* REQUISITI DEL COMPITO: Stampa, dal testo sulla traducibilità di know how che trovi qui sotto, tutto ciò che va da "Know how: è" giù fino a "28 aprile 2019).", senza alcuna modifica.

* DOCUMENTO DI ORIGINE:
•••••
Sul sito dell’Accademia della Crusca, qualche giorno fa è stata pubblicata una consulenza linguistica di Claudio Giovanardi sulla traducibilità di know how che si conclude con “una prognosi infausta per qualsiasi ipotesi di traduzione italiana”.
Le motivazioni sono basate sul fatto che l’anglicismo veicolerebbe “una nozione complessa, bisognosa di una lunga perifrasi esplicativa” e che avrebbe una “collocazione iniziale” nei linguaggi tecnico-scientifici, anche se poi si è riversata nel linguaggio comune.
Credo però che si possano fare “prognosi” differenti.
Know how: è possibile tradurlo? Certo che sì: competenze
La traducibilità di know how in italiano si può constatare con qualche esempio contestualizzato tratto dai primi articoli che escono cercando la locuzione su Google notizie:
♦ “Cooperazione, passione e motivazione le chiavi per diffondere il know-how finanziario e favorire la parità di genere” (Adnkronos, 9 maggio 2019).
Possibilità espressive diverse: competenze (conoscenze, esperienze) finanziarie.♦ “Gruppo Sme.UP: architetture IT, know-how dirompente al servizio delle aziende” (Data manager, 6 maggio 2019).
Possibilità espressive diverse: competenze (capacità, conoscenze, cognizioni, specializzazioni, esperienze) dirompenti.♦ “Sanità: incontri a Mosca per scambi know how e cooperazione tra la Russia e la Puglia” (L’obiettivo 28 aprile 2019).
Possibilità espressive diverse: competenze (conoscenze, cognizioni, specializzazioni, esperienze, tecniche).
In questi esempi i giornalisti hanno scelto l’inglese, ma è perfettamente lecito esercitare scelte differenti italiane esprimibili in una sola parola, come accade all’interno degli articoli, dove l’anglicismo dei titoloni è talvolta sostituito dai sinonimi italiani. Dunque non riesco a condividere l’affermazione che “in contesti di lingua comune dovremmo probabilmente usare conoscenze (o competenze, o esperienze) pregresse o qualcosa del genere”; non mi pare che ci sia bisogno di specificare “pregresse”, lo trovo inutile e ridondante (è evidente che le competenze siano già state acquisite). Togliendo l’aggettivo, rimangono numerose alternative di una parola sola, e se si guarda “l’economia linguistica” non risultano particolari svantaggi: know how non è “una sola parola”, soprattutto se scritto senza il trattino di unione, è solo un po’ più corto (8 caratteri, spazio o trattino incluso, contro 10 di competenze).
•••••
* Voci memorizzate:
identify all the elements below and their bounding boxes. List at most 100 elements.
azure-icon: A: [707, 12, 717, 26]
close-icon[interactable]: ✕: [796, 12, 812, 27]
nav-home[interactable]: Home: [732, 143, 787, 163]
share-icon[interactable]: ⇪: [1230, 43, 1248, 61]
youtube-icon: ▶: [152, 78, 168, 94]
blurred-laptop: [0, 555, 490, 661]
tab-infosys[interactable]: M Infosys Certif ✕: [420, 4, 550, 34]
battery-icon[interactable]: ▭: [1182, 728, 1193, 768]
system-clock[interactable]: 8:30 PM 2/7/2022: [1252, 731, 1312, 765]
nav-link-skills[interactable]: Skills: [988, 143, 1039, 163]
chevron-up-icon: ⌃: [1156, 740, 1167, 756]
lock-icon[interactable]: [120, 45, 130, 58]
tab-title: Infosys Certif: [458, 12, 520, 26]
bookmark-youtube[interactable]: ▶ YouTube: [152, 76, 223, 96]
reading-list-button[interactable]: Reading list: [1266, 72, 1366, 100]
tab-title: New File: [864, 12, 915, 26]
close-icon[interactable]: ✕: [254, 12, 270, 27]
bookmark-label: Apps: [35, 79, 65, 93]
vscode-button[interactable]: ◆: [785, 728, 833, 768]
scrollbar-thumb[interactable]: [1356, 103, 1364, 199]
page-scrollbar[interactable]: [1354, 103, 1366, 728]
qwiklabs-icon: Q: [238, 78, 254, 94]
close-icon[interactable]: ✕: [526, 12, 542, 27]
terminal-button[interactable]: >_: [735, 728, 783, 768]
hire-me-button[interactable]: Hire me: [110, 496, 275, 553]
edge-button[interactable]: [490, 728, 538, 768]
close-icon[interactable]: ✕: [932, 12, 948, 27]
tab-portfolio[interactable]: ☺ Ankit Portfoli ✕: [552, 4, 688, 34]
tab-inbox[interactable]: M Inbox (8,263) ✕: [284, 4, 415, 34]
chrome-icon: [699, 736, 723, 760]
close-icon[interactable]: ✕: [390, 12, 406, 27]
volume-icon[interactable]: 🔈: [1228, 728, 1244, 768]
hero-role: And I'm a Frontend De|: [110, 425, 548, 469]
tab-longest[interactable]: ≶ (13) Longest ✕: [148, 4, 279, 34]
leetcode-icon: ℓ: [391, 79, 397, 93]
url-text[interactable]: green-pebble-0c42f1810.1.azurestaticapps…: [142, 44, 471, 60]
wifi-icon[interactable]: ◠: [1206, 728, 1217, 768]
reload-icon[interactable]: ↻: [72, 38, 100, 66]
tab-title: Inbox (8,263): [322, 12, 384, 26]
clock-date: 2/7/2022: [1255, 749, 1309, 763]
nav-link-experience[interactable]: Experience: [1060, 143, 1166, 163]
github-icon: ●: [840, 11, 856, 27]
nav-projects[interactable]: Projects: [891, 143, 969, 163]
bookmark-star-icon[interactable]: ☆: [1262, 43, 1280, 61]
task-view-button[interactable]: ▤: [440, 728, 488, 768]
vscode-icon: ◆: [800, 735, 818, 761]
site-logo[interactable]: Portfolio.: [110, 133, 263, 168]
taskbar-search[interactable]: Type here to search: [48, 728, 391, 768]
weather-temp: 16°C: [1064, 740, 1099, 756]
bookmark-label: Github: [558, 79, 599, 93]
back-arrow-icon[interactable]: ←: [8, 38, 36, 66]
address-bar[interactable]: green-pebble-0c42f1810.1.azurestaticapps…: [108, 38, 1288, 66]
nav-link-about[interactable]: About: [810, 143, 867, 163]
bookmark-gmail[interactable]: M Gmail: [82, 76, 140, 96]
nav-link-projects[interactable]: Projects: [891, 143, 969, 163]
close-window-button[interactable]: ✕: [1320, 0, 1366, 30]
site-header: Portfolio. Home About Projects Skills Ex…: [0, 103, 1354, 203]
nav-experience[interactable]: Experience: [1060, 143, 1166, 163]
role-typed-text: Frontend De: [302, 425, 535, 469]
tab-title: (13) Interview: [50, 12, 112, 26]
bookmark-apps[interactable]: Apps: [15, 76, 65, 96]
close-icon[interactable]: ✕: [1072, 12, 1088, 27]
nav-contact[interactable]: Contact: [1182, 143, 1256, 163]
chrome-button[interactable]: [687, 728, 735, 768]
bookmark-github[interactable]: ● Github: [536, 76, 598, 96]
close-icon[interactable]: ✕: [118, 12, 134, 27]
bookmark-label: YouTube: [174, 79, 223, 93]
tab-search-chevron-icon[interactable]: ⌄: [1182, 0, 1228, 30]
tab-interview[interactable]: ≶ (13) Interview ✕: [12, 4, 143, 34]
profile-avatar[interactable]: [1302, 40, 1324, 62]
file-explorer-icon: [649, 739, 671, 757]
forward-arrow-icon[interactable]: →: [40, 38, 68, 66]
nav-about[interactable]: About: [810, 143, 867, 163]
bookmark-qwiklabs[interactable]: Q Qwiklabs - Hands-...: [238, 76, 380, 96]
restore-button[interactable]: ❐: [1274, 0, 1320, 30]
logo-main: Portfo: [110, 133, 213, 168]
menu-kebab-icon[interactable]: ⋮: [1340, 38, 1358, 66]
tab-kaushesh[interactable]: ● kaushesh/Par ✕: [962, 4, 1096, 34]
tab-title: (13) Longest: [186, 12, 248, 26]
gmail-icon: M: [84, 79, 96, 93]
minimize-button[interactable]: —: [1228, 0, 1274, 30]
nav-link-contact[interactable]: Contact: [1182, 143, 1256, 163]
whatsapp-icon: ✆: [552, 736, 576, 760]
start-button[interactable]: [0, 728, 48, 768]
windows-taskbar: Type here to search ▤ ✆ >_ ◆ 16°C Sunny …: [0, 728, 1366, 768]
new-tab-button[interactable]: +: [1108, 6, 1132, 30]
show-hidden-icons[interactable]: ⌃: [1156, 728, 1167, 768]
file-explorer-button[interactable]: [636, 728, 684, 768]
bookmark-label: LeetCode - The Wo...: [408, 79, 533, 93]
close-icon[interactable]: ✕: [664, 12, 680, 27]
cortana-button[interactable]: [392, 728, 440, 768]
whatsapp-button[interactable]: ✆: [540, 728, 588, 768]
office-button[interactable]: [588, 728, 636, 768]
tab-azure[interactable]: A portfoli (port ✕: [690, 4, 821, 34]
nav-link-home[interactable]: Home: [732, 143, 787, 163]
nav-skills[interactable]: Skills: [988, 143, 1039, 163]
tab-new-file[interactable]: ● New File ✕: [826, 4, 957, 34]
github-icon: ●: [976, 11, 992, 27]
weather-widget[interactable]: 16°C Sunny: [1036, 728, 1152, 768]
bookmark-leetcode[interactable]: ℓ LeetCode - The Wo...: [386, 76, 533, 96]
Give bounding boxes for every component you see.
•••••
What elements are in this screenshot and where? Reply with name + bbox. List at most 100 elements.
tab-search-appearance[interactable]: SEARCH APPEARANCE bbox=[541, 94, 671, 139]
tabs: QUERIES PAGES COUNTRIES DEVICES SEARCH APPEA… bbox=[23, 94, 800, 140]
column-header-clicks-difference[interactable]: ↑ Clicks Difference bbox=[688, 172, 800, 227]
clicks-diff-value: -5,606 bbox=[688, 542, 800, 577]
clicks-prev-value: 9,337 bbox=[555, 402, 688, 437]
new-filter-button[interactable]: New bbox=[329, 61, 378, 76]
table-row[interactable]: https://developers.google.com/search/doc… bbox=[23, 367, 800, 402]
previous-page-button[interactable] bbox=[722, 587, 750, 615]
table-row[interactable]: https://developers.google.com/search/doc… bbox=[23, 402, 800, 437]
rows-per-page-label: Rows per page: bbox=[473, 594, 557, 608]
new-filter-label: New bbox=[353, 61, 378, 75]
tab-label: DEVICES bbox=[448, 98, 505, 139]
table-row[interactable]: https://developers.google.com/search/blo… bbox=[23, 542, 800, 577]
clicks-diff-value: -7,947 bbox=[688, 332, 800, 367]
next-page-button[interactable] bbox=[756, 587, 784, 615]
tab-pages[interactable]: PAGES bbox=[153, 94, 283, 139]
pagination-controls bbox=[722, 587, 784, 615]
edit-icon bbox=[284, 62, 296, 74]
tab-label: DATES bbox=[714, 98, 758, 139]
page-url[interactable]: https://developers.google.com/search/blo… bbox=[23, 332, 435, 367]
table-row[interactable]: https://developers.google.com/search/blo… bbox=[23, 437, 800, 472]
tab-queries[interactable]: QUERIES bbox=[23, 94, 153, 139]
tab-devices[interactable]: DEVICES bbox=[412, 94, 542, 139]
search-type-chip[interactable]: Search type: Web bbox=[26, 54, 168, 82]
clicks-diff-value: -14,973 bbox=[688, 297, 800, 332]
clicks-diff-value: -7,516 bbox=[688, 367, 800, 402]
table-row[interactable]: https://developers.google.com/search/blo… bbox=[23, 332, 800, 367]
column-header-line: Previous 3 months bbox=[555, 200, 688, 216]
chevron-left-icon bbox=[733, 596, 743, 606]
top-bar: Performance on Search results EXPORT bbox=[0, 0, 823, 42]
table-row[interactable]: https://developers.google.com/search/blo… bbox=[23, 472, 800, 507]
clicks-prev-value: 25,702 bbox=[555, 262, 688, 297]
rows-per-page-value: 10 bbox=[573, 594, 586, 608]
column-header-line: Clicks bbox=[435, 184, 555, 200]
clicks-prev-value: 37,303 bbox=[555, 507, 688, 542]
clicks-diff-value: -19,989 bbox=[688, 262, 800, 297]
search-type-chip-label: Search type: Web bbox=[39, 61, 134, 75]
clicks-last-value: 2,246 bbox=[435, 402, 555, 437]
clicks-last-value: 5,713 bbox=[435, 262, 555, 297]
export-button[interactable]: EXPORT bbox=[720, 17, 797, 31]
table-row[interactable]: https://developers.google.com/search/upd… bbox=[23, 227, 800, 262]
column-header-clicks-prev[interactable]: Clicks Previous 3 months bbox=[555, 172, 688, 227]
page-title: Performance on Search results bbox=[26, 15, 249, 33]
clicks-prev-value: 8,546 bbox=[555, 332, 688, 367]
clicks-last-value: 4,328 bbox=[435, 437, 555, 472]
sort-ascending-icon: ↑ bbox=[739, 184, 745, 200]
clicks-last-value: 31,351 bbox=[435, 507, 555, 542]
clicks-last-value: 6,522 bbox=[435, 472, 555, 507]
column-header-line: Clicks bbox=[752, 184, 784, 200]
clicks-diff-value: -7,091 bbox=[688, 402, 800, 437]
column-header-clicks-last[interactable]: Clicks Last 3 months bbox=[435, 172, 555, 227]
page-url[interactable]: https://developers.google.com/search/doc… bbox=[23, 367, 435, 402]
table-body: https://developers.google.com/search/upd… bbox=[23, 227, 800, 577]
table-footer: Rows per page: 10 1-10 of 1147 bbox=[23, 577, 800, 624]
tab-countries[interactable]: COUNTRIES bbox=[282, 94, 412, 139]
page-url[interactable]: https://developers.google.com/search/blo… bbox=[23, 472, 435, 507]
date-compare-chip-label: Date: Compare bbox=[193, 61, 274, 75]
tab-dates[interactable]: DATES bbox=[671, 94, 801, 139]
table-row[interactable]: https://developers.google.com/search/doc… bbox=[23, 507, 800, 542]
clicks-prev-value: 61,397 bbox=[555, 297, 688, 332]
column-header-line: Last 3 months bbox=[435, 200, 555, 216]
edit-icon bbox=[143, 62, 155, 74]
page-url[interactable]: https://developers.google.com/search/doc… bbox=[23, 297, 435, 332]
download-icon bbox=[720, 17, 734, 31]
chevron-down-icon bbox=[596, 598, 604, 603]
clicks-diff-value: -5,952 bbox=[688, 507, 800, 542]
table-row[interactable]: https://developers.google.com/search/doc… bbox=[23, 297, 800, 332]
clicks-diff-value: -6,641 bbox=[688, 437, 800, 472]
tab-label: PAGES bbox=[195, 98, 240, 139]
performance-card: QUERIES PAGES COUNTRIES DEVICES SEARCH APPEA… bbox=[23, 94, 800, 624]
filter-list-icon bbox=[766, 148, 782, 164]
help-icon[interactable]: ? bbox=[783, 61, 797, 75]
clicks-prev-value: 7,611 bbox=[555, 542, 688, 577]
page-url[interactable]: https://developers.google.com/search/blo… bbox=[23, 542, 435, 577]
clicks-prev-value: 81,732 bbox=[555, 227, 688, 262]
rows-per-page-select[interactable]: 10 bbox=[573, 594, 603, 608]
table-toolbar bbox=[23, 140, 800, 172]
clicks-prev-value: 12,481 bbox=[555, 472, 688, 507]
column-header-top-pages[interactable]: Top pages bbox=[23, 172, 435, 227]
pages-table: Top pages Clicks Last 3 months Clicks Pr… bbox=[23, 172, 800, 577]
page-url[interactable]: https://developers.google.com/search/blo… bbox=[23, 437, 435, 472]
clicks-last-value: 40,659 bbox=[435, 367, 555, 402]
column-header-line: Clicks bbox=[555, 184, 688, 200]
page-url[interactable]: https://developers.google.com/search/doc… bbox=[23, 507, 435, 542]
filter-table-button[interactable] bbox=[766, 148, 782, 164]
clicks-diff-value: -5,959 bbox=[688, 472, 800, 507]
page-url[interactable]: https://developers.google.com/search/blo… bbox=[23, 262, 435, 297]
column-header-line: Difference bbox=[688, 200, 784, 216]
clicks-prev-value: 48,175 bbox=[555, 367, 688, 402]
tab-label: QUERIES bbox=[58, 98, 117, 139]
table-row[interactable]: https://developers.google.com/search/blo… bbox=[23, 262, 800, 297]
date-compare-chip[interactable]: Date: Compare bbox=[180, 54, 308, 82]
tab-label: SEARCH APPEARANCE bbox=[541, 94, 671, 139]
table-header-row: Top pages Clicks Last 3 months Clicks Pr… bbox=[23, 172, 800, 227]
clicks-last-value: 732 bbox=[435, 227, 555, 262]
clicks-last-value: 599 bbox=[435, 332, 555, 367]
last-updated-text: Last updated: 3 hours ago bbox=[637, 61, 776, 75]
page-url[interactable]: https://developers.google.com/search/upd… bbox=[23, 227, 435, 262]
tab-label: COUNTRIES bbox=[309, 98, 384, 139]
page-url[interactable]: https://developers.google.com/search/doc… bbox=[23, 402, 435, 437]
•••••
* RISULTATO FINALE:
Know how: è possibile tradurlo? Certo che sì: competenze
La traducibilità di know how in italiano si può constatare con qualche esempio contestualizzato tratto dai primi articoli che escono cercando la locuzione su Google notizie:
♦ “Cooperazione, passione e motivazione le chiavi per diffondere il know-how finanziario e favorire la parità di genere” (Adnkronos, 9 maggio 2019).
Possibilità espressive diverse: competenze (conoscenze, esperienze) finanziarie.♦ “Gruppo Sme.UP: architetture IT, know-how dirompente al servizio delle aziende” (Data manager, 6 maggio 2019).
Possibilità espressive diverse: competenze (capacità, conoscenze, cognizioni, specializzazioni, esperienze) dirompenti.♦ “Sanità: incontri a Mosca per scambi know how e cooperazione tra la Russia e la Puglia” (L’obiettivo 28 aprile 2019).